* Aim of the exercise *
Report only the number of lines holding "respondents".

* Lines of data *
※ ※ ※
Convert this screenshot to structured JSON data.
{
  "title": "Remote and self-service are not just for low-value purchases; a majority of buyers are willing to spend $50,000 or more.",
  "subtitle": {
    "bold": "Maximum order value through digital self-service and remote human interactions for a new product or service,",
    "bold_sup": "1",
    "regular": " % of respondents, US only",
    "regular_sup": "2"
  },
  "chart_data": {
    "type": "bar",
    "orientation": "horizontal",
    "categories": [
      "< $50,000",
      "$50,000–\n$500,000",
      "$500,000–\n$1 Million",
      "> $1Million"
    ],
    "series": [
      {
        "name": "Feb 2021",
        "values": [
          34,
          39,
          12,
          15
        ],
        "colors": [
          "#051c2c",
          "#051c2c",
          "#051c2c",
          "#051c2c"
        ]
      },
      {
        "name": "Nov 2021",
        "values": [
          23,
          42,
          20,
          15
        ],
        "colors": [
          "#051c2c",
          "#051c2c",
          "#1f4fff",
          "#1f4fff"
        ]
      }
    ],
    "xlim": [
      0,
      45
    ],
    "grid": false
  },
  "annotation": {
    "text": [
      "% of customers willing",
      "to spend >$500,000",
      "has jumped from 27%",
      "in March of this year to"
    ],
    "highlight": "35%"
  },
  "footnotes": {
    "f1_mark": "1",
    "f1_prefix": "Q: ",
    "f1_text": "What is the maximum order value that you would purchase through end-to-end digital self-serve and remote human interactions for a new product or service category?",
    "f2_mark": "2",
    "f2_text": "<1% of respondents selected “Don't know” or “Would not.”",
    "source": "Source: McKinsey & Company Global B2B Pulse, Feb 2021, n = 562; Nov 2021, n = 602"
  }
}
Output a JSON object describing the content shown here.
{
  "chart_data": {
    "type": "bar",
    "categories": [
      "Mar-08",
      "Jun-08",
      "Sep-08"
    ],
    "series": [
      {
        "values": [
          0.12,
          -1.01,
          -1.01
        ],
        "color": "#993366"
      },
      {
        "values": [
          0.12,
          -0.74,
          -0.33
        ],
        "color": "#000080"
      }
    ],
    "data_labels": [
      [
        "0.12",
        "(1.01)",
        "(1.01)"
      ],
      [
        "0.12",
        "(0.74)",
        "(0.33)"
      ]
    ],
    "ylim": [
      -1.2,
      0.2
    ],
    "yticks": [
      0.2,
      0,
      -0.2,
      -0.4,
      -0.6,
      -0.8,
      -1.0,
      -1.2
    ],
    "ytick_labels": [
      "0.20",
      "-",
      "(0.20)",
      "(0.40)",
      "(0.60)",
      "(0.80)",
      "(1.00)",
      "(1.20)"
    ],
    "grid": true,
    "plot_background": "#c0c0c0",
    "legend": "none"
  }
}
※ ※ ※
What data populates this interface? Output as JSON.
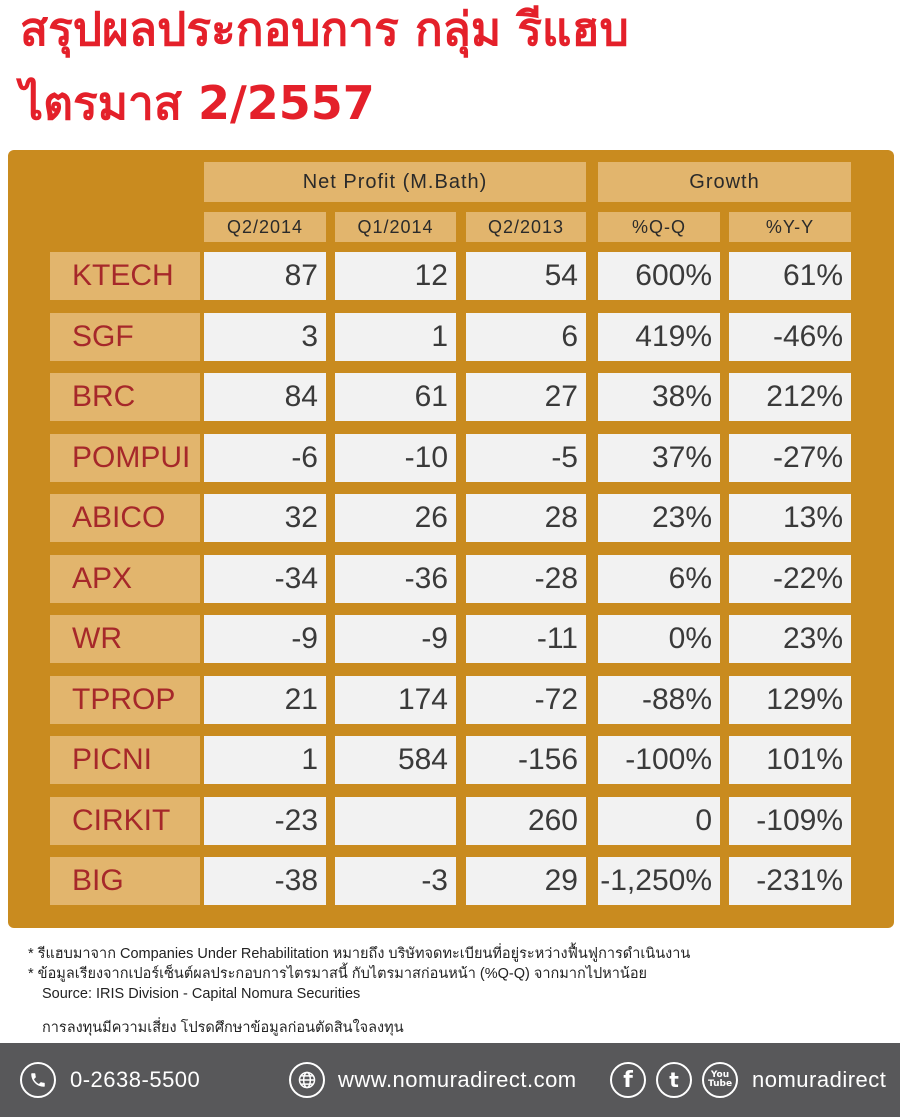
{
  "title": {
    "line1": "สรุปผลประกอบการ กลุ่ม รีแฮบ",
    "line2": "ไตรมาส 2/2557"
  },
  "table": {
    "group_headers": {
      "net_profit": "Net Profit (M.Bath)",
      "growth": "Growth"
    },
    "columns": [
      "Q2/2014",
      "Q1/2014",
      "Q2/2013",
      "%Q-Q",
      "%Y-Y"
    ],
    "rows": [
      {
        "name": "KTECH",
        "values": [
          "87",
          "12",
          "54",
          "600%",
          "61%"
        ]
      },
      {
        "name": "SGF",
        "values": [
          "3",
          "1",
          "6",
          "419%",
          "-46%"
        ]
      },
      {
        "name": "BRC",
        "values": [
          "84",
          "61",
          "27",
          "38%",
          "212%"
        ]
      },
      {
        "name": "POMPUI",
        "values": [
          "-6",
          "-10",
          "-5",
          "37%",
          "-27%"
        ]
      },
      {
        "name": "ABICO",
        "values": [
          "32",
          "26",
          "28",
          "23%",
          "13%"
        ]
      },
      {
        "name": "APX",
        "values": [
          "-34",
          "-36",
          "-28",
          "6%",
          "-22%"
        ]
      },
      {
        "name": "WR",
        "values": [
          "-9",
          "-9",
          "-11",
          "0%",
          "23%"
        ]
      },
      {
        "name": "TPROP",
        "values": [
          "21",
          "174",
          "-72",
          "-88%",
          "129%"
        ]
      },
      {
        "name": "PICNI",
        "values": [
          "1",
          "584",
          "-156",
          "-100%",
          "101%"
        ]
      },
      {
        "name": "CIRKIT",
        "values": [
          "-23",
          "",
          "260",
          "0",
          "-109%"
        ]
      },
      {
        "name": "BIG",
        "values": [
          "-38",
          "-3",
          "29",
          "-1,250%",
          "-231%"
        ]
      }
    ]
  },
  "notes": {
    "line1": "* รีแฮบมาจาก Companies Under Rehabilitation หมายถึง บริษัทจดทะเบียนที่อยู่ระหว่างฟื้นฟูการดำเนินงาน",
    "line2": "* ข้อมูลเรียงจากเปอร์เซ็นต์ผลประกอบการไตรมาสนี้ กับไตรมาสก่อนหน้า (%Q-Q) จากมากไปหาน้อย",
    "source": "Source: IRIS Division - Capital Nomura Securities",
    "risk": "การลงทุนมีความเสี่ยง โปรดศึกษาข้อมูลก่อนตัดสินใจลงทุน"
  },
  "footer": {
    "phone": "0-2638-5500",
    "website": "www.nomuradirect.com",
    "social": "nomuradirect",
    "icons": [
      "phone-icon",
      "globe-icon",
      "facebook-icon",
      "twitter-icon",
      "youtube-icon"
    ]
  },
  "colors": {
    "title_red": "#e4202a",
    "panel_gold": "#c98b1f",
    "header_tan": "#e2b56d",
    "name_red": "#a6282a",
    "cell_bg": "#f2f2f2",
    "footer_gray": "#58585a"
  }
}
※ ※ ※
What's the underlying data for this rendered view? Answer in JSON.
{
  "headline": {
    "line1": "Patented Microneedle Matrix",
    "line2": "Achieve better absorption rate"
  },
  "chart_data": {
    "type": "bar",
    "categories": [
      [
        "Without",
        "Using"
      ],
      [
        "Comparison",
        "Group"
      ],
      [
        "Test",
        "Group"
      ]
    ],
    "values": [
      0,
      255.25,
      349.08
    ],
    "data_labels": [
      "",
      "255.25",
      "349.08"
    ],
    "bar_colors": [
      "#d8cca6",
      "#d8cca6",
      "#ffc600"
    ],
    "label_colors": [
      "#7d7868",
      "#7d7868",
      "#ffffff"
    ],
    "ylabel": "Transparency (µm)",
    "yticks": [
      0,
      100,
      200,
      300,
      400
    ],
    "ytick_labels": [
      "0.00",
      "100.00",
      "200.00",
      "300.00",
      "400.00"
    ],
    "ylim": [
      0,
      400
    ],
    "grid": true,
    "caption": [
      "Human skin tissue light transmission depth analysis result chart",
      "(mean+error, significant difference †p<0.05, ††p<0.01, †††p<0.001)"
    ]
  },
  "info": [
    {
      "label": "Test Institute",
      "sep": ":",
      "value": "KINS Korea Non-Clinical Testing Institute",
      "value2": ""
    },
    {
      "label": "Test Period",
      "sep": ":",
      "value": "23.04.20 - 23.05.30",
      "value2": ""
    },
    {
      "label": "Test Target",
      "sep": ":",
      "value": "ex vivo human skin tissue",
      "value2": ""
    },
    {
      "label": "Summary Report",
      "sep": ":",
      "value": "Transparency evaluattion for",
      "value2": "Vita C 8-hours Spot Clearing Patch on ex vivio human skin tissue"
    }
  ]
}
※ ※ ※
* Exercise output *
2